• Supplied material:
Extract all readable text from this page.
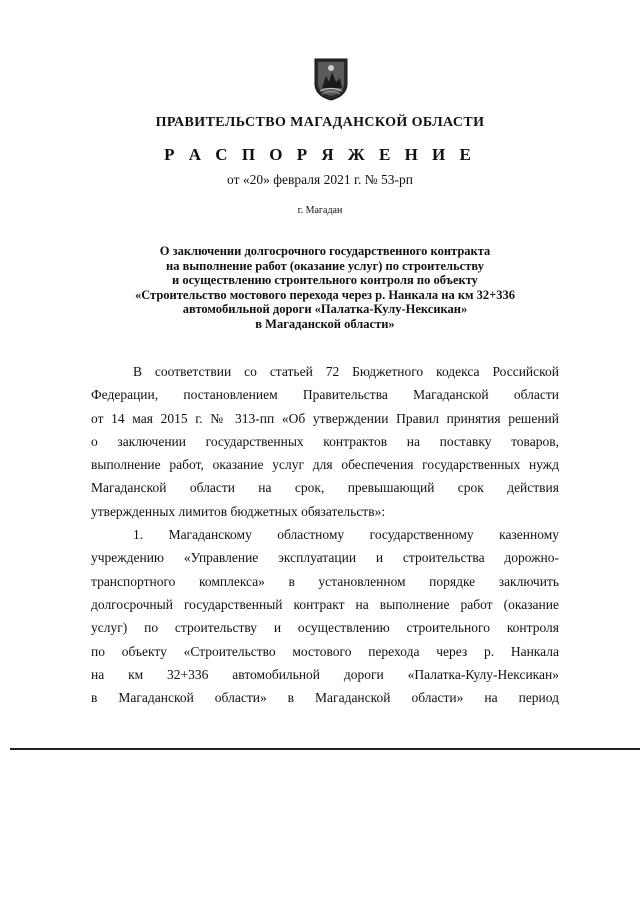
ПРАВИТЕЛЬСТВО МАГАДАНСКОЙ ОБЛАСТИ
Р А С П О Р Я Ж Е Н И Е
от «20» февраля 2021 г. № 53-рп
г. Магадан
О заключении долгосрочного государственного контракта
на выполнение работ (оказание услуг) по строительству
и осуществлению строительного контроля по объекту
«Строительство мостового перехода через р. Нанкала на км 32+336
автомобильной дороги «Палатка-Кулу-Нексикан»
в Магаданской области»
В соответствии со статьей 72 Бюджетного кодекса Российской
Федерации, постановлением Правительства Магаданской области
от 14 мая 2015 г. № 313-пп «Об утверждении Правил принятия решений
о заключении государственных контрактов на поставку товаров,
выполнение работ, оказание услуг для обеспечения государственных нужд
Магаданской области на срок, превышающий срок действия
утвержденных лимитов бюджетных обязательств»:
1. Магаданскому областному государственному казенному
учреждению «Управление эксплуатации и строительства дорожно-
транспортного комплекса» в установленном порядке заключить
долгосрочный государственный контракт на выполнение работ (оказание
услуг) по строительству и осуществлению строительного контроля
по объекту «Строительство мостового перехода через р. Нанкала
на км 32+336 автомобильной дороги «Палатка-Кулу-Нексикан»
в Магаданской области» в Магаданской области» на период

• Stated problem: Every entry must be written out exactly, with all pictures left out.

• Task result:
Extract all readable text from this page.
ПРАВИТЕЛЬСТВО МАГАДАНСКОЙ ОБЛАСТИ
Р А С П О Р Я Ж Е Н И Е
от «20» февраля 2021 г. № 53-рп
г. Магадан
О заключении долгосрочного государственного контракта
на выполнение работ (оказание услуг) по строительству
и осуществлению строительного контроля по объекту
«Строительство мостового перехода через р. Нанкала на км 32+336
автомобильной дороги «Палатка-Кулу-Нексикан»
в Магаданской области»
В соответствии со статьей 72 Бюджетного кодекса Российской
Федерации, постановлением Правительства Магаданской области
от 14 мая 2015 г. № 313-пп «Об утверждении Правил принятия решений
о заключении государственных контрактов на поставку товаров,
выполнение работ, оказание услуг для обеспечения государственных нужд
Магаданской области на срок, превышающий срок действия
утвержденных лимитов бюджетных обязательств»:
1. Магаданскому областному государственному казенному
учреждению «Управление эксплуатации и строительства дорожно-
транспортного комплекса» в установленном порядке заключить
долгосрочный государственный контракт на выполнение работ (оказание
услуг) по строительству и осуществлению строительного контроля
по объекту «Строительство мостового перехода через р. Нанкала
на км 32+336 автомобильной дороги «Палатка-Кулу-Нексикан»
в Магаданской области» в Магаданской области» на период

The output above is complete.